INSTRUCTIONS FOR THE TASK:
What follows is a listing; give it again exactly, in its entirety.

[Data entries]
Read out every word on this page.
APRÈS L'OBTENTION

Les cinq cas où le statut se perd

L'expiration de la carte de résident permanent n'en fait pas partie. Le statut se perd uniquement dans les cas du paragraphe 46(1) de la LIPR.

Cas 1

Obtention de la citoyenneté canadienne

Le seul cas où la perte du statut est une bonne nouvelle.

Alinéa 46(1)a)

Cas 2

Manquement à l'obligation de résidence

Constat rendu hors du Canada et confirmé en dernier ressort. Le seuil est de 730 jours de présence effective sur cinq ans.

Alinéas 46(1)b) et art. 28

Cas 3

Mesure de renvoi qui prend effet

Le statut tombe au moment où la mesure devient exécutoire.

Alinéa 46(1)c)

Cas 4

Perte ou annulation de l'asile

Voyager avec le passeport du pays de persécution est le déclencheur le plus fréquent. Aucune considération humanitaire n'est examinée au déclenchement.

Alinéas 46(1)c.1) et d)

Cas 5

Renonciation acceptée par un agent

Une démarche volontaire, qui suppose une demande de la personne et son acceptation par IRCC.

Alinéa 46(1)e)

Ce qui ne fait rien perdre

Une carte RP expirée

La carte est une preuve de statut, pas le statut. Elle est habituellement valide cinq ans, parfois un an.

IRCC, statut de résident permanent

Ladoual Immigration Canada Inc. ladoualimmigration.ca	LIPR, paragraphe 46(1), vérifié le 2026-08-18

ANSWER TO THE TASK:
Read out every word on this page.
APRÈS L'OBTENTION

Les cinq cas où le statut se perd

L'expiration de la carte de résident permanent n'en fait pas partie. Le statut se perd uniquement dans les cas du paragraphe 46(1) de la LIPR.

Cas 1

Obtention de la citoyenneté canadienne

Le seul cas où la perte du statut est une bonne nouvelle.

Alinéa 46(1)a)

Cas 2

Manquement à l'obligation de résidence

Constat rendu hors du Canada et confirmé en dernier ressort. Le seuil est de 730 jours de présence effective sur cinq ans.

Alinéas 46(1)b) et art. 28

Cas 3

Mesure de renvoi qui prend effet

Le statut tombe au moment où la mesure devient exécutoire.

Alinéa 46(1)c)

Cas 4

Perte ou annulation de l'asile

Voyager avec le passeport du pays de persécution est le déclencheur le plus fréquent. Aucune considération humanitaire n'est examinée au déclenchement.

Alinéas 46(1)c.1) et d)

Cas 5

Renonciation acceptée par un agent

Une démarche volontaire, qui suppose une demande de la personne et son acceptation par IRCC.

Alinéa 46(1)e)

Ce qui ne fait rien perdre

Une carte RP expirée

La carte est une preuve de statut, pas le statut. Elle est habituellement valide cinq ans, parfois un an.

IRCC, statut de résident permanent

Ladoual Immigration Canada Inc. ladoualimmigration.ca	LIPR, paragraphe 46(1), vérifié le 2026-08-18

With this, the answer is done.